* **Your goal**:
Copy out each line that mentions the word "have".

## begin Records to use

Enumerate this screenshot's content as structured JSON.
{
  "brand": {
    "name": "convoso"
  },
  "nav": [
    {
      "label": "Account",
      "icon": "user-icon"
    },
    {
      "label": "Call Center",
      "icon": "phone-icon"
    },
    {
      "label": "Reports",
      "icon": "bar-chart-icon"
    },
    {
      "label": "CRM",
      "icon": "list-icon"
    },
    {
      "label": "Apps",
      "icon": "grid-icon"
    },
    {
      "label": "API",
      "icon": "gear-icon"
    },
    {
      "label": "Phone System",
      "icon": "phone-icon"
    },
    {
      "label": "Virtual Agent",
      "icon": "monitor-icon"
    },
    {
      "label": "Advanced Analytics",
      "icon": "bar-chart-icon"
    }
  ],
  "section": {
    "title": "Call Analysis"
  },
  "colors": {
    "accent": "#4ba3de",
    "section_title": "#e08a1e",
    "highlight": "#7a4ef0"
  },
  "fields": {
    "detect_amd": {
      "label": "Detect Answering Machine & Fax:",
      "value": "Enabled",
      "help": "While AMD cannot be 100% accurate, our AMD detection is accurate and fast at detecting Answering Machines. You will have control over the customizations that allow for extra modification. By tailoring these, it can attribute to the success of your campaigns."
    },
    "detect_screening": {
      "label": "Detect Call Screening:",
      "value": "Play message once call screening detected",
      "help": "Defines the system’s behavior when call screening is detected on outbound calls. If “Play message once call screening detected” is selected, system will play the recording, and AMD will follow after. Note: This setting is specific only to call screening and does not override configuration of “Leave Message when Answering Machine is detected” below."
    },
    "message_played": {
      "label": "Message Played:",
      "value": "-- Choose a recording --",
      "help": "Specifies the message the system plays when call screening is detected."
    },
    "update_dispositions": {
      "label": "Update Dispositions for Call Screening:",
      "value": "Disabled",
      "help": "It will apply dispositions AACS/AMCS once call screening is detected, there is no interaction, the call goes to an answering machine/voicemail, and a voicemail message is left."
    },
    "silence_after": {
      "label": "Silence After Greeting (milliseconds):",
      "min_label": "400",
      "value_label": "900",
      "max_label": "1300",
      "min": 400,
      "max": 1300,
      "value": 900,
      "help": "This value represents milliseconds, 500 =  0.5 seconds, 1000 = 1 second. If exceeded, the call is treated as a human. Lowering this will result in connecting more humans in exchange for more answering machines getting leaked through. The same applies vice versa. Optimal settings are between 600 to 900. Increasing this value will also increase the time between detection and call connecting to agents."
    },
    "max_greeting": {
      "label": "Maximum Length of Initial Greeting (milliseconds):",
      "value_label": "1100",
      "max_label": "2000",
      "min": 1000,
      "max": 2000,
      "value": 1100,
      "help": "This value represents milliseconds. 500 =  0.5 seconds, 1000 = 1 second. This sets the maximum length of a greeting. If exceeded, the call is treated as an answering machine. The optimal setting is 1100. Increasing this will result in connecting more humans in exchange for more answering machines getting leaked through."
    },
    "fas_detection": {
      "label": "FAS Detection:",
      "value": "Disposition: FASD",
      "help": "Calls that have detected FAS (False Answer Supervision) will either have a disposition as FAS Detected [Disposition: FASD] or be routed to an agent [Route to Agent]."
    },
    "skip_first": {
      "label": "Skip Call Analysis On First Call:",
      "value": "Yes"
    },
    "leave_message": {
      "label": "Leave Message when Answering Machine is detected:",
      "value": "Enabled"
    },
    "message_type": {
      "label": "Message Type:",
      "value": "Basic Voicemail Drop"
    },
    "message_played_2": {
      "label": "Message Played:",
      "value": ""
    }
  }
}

## end Records to use

* **Answer to this task**:
      "help": "While AMD cannot be 100% accurate, our AMD detection is accurate and fast at detecting Answering Machines. You will have control over the customizations that allow for extra modification. By tailoring these, it can attribute to the success of your campaigns."
      "help": "Calls that have detected FAS (False Answer Supervision) will either have a disposition as FAS Detected [Disposition: FASD] or be routed to an agent [Route to Agent]."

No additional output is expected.